- _GOAL OF THE EXERCISE_: Output all of the records exactly as written.

════════════════

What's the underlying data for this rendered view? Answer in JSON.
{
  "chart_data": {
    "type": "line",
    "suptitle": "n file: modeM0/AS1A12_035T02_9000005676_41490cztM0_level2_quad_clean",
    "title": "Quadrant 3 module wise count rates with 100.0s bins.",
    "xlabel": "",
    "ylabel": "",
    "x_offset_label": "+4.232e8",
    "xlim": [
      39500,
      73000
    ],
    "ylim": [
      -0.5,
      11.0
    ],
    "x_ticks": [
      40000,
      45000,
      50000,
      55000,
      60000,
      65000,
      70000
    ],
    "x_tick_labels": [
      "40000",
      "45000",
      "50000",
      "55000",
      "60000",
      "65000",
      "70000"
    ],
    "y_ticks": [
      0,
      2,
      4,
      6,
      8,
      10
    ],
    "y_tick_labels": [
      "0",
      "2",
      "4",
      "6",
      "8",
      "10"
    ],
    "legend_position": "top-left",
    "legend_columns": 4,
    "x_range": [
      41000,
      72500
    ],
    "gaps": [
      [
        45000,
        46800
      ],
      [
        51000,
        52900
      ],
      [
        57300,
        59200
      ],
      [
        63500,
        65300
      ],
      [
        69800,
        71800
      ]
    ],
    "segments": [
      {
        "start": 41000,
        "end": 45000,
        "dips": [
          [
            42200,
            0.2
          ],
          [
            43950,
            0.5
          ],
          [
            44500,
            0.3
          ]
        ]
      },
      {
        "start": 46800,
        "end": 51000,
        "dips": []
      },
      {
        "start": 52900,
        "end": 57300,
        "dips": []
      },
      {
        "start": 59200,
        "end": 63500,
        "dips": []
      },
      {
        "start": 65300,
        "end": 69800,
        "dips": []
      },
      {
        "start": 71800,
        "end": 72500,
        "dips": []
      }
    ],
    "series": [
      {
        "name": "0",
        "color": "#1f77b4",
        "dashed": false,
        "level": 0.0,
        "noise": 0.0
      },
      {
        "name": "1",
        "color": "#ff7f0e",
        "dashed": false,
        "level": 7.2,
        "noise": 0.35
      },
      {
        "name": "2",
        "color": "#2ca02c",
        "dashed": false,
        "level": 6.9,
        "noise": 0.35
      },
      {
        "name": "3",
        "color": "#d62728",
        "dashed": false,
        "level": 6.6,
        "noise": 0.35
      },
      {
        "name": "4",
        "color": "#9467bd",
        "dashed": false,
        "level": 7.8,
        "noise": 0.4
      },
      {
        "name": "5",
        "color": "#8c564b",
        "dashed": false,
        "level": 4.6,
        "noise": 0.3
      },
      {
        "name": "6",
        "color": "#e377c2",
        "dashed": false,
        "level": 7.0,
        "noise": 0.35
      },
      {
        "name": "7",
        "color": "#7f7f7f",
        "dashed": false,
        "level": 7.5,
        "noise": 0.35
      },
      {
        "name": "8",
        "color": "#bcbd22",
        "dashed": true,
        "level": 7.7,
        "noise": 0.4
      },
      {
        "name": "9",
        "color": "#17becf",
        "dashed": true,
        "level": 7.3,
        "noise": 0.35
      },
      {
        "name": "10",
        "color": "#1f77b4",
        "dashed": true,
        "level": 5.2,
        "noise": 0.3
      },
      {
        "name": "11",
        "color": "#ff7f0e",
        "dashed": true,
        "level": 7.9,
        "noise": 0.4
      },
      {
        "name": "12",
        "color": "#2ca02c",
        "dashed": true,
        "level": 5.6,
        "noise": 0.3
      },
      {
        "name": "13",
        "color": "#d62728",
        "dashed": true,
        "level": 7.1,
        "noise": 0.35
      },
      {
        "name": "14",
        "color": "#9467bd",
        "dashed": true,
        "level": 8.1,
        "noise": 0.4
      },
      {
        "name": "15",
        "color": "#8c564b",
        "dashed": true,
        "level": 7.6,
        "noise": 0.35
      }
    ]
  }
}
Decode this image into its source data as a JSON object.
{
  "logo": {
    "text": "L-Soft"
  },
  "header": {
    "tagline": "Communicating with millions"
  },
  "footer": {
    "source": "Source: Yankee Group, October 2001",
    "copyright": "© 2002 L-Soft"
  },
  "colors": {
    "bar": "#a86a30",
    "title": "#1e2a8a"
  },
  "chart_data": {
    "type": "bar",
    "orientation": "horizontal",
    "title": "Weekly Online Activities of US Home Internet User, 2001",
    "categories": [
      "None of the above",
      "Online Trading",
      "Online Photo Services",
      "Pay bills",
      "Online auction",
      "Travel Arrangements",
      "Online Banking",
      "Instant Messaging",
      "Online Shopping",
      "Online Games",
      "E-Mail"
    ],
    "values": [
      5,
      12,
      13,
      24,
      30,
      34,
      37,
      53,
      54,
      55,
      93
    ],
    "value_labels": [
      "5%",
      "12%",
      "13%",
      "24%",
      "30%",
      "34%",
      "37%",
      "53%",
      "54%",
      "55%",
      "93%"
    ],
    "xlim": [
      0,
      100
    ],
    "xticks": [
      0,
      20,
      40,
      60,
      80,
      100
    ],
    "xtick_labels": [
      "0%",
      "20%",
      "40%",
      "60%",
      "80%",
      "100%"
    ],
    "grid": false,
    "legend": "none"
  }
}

════════════════

- _OUTPUT OF THE TASK_:
What's the underlying data for this rendered view? Answer in JSON.
{
  "chart_data": {
    "type": "line",
    "suptitle": "n file: modeM0/AS1A12_035T02_9000005676_41490cztM0_level2_quad_clean",
    "title": "Quadrant 3 module wise count rates with 100.0s bins.",
    "xlabel": "",
    "ylabel": "",
    "x_offset_label": "+4.232e8",
    "xlim": [
      39500,
      73000
    ],
    "ylim": [
      -0.5,
      11.0
    ],
    "x_ticks": [
      40000,
      45000,
      50000,
      55000,
      60000,
      65000,
      70000
    ],
    "x_tick_labels": [
      "40000",
      "45000",
      "50000",
      "55000",
      "60000",
      "65000",
      "70000"
    ],
    "y_ticks": [
      0,
      2,
      4,
      6,
      8,
      10
    ],
    "y_tick_labels": [
      "0",
      "2",
      "4",
      "6",
      "8",
      "10"
    ],
    "legend_position": "top-left",
    "legend_columns": 4,
    "x_range": [
      41000,
      72500
    ],
    "gaps": [
      [
        45000,
        46800
      ],
      [
        51000,
        52900
      ],
      [
        57300,
        59200
      ],
      [
        63500,
        65300
      ],
      [
        69800,
        71800
      ]
    ],
    "segments": [
      {
        "start": 41000,
        "end": 45000,
        "dips": [
          [
            42200,
            0.2
          ],
          [
            43950,
            0.5
          ],
          [
            44500,
            0.3
          ]
        ]
      },
      {
        "start": 46800,
        "end": 51000,
        "dips": []
      },
      {
        "start": 52900,
        "end": 57300,
        "dips": []
      },
      {
        "start": 59200,
        "end": 63500,
        "dips": []
      },
      {
        "start": 65300,
        "end": 69800,
        "dips": []
      },
      {
        "start": 71800,
        "end": 72500,
        "dips": []
      }
    ],
    "series": [
      {
        "name": "0",
        "color": "#1f77b4",
        "dashed": false,
        "level": 0.0,
        "noise": 0.0
      },
      {
        "name": "1",
        "color": "#ff7f0e",
        "dashed": false,
        "level": 7.2,
        "noise": 0.35
      },
      {
        "name": "2",
        "color": "#2ca02c",
        "dashed": false,
        "level": 6.9,
        "noise": 0.35
      },
      {
        "name": "3",
        "color": "#d62728",
        "dashed": false,
        "level": 6.6,
        "noise": 0.35
      },
      {
        "name": "4",
        "color": "#9467bd",
        "dashed": false,
        "level": 7.8,
        "noise": 0.4
      },
      {
        "name": "5",
        "color": "#8c564b",
        "dashed": false,
        "level": 4.6,
        "noise": 0.3
      },
      {
        "name": "6",
        "color": "#e377c2",
        "dashed": false,
        "level": 7.0,
        "noise": 0.35
      },
      {
        "name": "7",
        "color": "#7f7f7f",
        "dashed": false,
        "level": 7.5,
        "noise": 0.35
      },
      {
        "name": "8",
        "color": "#bcbd22",
        "dashed": true,
        "level": 7.7,
        "noise": 0.4
      },
      {
        "name": "9",
        "color": "#17becf",
        "dashed": true,
        "level": 7.3,
        "noise": 0.35
      },
      {
        "name": "10",
        "color": "#1f77b4",
        "dashed": true,
        "level": 5.2,
        "noise": 0.3
      },
      {
        "name": "11",
        "color": "#ff7f0e",
        "dashed": true,
        "level": 7.9,
        "noise": 0.4
      },
      {
        "name": "12",
        "color": "#2ca02c",
        "dashed": true,
        "level": 5.6,
        "noise": 0.3
      },
      {
        "name": "13",
        "color": "#d62728",
        "dashed": true,
        "level": 7.1,
        "noise": 0.35
      },
      {
        "name": "14",
        "color": "#9467bd",
        "dashed": true,
        "level": 8.1,
        "noise": 0.4
      },
      {
        "name": "15",
        "color": "#8c564b",
        "dashed": true,
        "level": 7.6,
        "noise": 0.35
      }
    ]
  }
}
Decode this image into its source data as a JSON object.
{
  "logo": {
    "text": "L-Soft"
  },
  "header": {
    "tagline": "Communicating with millions"
  },
  "footer": {
    "source": "Source: Yankee Group, October 2001",
    "copyright": "© 2002 L-Soft"
  },
  "colors": {
    "bar": "#a86a30",
    "title": "#1e2a8a"
  },
  "chart_data": {
    "type": "bar",
    "orientation": "horizontal",
    "title": "Weekly Online Activities of US Home Internet User, 2001",
    "categories": [
      "None of the above",
      "Online Trading",
      "Online Photo Services",
      "Pay bills",
      "Online auction",
      "Travel Arrangements",
      "Online Banking",
      "Instant Messaging",
      "Online Shopping",
      "Online Games",
      "E-Mail"
    ],
    "values": [
      5,
      12,
      13,
      24,
      30,
      34,
      37,
      53,
      54,
      55,
      93
    ],
    "value_labels": [
      "5%",
      "12%",
      "13%",
      "24%",
      "30%",
      "34%",
      "37%",
      "53%",
      "54%",
      "55%",
      "93%"
    ],
    "xlim": [
      0,
      100
    ],
    "xticks": [
      0,
      20,
      40,
      60,
      80,
      100
    ],
    "xtick_labels": [
      "0%",
      "20%",
      "40%",
      "60%",
      "80%",
      "100%"
    ],
    "grid": false,
    "legend": "none"
  }
}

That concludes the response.